| What to do |
Select every line holding the word "this" and copy it.

| Data supplied |
[Begin]

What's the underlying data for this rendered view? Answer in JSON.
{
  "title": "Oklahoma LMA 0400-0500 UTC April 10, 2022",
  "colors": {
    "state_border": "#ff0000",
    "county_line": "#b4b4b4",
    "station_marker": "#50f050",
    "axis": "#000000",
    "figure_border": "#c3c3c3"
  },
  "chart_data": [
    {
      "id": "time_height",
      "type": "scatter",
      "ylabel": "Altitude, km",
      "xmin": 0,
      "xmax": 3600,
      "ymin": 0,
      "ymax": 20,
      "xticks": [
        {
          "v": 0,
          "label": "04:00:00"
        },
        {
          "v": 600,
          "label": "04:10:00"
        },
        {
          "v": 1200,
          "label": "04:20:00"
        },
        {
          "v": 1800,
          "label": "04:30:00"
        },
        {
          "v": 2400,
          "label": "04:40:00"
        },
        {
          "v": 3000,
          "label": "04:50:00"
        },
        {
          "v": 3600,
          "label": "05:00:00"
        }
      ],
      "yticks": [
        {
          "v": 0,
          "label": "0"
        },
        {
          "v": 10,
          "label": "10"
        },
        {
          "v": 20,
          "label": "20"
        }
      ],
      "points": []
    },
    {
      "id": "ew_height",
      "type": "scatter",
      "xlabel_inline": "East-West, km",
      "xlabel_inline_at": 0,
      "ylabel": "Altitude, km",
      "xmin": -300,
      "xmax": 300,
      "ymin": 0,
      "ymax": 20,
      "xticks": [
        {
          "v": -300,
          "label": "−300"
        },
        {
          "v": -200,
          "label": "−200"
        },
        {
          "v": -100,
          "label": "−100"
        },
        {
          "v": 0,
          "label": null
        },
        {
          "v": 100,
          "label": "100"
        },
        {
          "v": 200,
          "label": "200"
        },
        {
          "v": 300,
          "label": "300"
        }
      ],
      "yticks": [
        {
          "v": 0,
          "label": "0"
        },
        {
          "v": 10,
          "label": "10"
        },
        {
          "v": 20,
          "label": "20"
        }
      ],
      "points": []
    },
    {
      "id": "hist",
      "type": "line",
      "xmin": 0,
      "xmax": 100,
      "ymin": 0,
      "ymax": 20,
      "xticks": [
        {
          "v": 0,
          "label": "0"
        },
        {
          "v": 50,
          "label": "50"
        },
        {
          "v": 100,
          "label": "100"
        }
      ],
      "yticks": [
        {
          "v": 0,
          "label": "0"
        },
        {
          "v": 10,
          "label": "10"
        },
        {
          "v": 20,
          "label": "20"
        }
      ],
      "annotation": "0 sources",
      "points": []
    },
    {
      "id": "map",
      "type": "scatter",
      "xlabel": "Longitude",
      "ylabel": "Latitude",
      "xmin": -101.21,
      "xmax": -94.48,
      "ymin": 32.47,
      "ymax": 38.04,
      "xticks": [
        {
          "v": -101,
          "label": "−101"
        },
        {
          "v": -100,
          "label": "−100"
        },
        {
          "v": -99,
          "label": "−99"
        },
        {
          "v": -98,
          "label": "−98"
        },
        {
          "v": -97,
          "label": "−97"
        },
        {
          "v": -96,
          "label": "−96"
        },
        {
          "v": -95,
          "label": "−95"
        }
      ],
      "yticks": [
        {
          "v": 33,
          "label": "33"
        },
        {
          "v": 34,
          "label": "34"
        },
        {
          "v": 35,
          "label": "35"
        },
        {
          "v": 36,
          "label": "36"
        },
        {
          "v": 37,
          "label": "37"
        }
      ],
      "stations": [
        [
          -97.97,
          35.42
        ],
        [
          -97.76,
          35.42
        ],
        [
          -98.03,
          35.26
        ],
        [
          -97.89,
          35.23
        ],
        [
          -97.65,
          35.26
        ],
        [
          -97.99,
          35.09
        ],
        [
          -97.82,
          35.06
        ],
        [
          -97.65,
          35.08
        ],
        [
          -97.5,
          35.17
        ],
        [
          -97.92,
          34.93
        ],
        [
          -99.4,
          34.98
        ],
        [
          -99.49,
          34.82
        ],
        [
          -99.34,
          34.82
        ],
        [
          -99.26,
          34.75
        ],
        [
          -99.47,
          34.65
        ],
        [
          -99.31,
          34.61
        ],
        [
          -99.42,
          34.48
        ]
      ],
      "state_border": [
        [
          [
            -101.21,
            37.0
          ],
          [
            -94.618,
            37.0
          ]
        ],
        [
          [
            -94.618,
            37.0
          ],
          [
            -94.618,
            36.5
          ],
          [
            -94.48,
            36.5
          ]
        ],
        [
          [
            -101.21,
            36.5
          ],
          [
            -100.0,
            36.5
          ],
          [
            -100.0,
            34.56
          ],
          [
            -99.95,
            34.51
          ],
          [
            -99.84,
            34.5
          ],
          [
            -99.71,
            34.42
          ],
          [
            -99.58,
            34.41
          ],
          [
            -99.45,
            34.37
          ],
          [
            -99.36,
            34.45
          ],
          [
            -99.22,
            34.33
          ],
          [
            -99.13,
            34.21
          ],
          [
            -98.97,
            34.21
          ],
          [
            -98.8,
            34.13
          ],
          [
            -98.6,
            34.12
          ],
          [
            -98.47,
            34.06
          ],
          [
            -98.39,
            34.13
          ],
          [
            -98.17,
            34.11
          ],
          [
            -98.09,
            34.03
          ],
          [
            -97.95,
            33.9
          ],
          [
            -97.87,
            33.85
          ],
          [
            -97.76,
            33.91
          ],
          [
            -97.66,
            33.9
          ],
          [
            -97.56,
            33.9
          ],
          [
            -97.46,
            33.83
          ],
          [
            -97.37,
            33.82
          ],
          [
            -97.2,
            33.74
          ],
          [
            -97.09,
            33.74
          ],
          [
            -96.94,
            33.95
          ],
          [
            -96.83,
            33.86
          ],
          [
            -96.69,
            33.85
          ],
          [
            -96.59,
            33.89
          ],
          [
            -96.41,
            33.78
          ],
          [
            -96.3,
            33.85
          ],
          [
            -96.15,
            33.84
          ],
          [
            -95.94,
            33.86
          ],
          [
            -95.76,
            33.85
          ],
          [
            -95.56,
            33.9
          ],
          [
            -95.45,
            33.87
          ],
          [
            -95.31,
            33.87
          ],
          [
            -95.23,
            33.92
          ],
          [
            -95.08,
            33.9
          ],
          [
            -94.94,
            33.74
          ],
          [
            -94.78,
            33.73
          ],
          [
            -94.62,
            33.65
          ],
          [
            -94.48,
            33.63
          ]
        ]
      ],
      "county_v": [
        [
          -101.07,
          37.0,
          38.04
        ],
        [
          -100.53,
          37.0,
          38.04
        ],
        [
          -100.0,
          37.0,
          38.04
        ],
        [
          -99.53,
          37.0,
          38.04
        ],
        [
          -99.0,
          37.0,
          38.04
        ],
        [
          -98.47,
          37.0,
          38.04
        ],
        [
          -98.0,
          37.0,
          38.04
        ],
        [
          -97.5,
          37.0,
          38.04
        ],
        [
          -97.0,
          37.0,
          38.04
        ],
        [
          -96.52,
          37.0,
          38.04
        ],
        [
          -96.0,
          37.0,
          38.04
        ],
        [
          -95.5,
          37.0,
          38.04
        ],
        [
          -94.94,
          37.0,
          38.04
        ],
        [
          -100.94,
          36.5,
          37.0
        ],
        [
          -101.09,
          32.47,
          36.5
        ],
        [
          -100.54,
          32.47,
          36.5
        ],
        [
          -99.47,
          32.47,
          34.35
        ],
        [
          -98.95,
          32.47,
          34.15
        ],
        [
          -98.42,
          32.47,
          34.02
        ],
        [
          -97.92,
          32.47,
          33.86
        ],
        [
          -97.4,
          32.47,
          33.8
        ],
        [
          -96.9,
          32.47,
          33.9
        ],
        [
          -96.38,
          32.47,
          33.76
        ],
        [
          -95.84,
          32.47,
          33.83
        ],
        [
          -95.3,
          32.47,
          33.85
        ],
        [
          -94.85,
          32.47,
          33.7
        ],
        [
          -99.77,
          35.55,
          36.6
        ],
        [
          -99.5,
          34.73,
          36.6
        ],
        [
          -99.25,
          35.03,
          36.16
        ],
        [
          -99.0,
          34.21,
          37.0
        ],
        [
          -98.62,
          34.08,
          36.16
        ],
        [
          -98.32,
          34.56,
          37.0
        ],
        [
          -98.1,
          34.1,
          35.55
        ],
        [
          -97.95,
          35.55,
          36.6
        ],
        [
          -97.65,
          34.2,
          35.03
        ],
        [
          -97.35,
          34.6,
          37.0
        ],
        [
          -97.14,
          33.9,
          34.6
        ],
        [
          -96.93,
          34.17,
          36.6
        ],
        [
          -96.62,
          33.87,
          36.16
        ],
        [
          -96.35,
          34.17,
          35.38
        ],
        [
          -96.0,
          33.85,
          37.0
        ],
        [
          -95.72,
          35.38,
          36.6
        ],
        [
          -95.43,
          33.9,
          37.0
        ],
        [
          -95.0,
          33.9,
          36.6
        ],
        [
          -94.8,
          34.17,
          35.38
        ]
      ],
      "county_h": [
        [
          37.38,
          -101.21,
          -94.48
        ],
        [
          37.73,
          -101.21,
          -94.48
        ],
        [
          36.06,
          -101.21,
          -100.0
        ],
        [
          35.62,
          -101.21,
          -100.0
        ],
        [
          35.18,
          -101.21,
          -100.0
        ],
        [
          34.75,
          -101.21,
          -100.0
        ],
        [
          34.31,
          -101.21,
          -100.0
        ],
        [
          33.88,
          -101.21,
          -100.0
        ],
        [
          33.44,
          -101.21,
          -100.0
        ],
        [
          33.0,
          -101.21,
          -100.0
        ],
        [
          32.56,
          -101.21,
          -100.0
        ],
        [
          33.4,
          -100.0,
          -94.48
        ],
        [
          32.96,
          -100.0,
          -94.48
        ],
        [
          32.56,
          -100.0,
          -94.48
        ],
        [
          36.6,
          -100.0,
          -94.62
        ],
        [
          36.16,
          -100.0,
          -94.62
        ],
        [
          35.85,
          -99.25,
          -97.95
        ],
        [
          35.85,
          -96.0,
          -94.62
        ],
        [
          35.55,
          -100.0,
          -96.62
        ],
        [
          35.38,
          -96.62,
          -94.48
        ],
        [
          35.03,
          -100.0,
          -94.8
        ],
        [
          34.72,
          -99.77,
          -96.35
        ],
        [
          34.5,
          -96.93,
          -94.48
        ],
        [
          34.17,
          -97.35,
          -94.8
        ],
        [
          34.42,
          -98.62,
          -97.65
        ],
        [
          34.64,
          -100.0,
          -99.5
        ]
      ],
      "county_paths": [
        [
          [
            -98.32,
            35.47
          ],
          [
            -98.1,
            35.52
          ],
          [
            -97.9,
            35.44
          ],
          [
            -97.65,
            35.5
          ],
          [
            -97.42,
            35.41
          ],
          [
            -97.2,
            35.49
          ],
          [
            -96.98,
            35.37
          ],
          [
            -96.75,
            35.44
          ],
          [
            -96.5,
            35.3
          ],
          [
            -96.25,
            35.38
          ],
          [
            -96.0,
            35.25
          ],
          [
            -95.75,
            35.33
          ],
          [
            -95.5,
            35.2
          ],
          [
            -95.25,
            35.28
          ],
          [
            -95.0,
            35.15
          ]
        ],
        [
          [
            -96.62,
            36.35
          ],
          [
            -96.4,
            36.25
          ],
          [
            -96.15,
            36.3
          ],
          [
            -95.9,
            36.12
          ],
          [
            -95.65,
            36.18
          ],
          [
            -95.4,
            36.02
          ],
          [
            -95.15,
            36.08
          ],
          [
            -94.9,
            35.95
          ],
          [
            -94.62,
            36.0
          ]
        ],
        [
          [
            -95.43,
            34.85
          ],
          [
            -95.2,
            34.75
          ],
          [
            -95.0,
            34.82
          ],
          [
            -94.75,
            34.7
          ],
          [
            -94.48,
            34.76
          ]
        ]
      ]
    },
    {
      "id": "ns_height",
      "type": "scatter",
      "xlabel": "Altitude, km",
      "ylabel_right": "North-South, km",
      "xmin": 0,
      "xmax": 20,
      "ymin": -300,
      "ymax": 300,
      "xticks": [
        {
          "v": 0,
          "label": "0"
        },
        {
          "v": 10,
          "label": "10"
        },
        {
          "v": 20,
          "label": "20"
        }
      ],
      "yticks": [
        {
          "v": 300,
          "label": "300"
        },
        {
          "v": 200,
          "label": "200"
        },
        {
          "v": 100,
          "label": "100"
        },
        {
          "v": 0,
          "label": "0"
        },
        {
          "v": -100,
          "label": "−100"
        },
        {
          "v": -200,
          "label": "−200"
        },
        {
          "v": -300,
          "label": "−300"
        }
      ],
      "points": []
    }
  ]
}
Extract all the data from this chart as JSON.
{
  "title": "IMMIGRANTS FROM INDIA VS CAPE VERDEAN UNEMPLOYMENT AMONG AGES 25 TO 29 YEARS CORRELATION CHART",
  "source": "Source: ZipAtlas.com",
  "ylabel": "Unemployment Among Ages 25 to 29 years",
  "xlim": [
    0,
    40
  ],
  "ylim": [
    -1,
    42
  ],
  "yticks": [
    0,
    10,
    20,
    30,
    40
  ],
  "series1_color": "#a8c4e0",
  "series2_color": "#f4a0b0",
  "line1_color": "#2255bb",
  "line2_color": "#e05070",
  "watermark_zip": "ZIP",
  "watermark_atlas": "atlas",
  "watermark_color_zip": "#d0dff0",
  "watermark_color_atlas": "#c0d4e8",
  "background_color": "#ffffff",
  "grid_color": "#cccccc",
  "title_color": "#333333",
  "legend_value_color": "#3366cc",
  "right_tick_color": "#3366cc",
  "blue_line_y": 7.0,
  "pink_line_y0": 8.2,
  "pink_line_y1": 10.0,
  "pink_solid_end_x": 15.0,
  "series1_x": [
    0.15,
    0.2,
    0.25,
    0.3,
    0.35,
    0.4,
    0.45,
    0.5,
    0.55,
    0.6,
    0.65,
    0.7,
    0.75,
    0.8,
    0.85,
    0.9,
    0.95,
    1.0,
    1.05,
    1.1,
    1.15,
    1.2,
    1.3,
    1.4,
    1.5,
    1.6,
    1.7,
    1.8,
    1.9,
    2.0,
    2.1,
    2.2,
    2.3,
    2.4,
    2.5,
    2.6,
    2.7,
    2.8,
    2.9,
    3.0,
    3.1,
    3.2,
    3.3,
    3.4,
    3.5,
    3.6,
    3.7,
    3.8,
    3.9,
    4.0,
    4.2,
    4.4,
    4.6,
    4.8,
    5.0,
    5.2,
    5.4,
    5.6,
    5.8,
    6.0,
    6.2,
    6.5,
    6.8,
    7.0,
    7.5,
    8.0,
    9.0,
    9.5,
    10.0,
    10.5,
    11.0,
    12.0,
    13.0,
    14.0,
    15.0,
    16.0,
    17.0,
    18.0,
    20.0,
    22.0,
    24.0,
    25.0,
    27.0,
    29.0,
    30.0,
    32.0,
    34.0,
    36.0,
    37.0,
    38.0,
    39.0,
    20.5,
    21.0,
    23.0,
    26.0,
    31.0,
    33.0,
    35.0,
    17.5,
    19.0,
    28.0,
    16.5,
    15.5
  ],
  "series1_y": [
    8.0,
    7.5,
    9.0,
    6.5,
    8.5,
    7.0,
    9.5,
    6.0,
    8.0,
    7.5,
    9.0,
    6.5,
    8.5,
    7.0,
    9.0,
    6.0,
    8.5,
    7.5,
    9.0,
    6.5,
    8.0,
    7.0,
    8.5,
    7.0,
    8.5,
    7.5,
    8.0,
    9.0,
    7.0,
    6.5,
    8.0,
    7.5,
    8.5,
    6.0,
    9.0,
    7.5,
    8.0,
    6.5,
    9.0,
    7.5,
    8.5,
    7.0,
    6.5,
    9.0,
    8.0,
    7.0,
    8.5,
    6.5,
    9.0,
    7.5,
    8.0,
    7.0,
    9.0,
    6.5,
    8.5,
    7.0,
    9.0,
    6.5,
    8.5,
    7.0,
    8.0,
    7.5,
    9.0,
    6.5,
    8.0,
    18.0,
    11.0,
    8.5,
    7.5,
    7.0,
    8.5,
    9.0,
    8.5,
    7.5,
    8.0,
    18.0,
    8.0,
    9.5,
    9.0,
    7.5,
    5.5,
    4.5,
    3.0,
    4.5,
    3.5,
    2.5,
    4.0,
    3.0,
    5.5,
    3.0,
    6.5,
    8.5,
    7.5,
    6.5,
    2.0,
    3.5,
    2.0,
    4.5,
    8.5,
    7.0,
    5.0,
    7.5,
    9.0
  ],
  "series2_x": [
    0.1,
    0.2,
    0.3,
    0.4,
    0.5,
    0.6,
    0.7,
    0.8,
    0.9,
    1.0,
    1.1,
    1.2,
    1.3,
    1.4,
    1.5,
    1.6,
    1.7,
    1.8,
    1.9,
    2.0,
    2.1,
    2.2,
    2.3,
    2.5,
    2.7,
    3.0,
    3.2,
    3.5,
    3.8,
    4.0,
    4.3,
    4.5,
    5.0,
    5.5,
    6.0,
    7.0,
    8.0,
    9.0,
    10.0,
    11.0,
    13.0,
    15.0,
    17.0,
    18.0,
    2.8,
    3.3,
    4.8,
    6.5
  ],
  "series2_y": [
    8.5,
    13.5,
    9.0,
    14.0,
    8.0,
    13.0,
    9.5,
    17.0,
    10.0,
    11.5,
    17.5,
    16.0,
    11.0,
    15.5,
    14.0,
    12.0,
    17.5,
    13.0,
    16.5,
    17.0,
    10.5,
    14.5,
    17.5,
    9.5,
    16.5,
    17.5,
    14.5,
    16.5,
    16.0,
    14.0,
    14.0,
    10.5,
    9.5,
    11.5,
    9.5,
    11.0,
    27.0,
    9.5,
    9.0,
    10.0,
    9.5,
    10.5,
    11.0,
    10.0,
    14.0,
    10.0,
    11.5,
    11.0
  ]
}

[End]

| Final answer |
What's the underlying data for this rendered view? Answer in JSON.
Extract all the data from this chart as JSON.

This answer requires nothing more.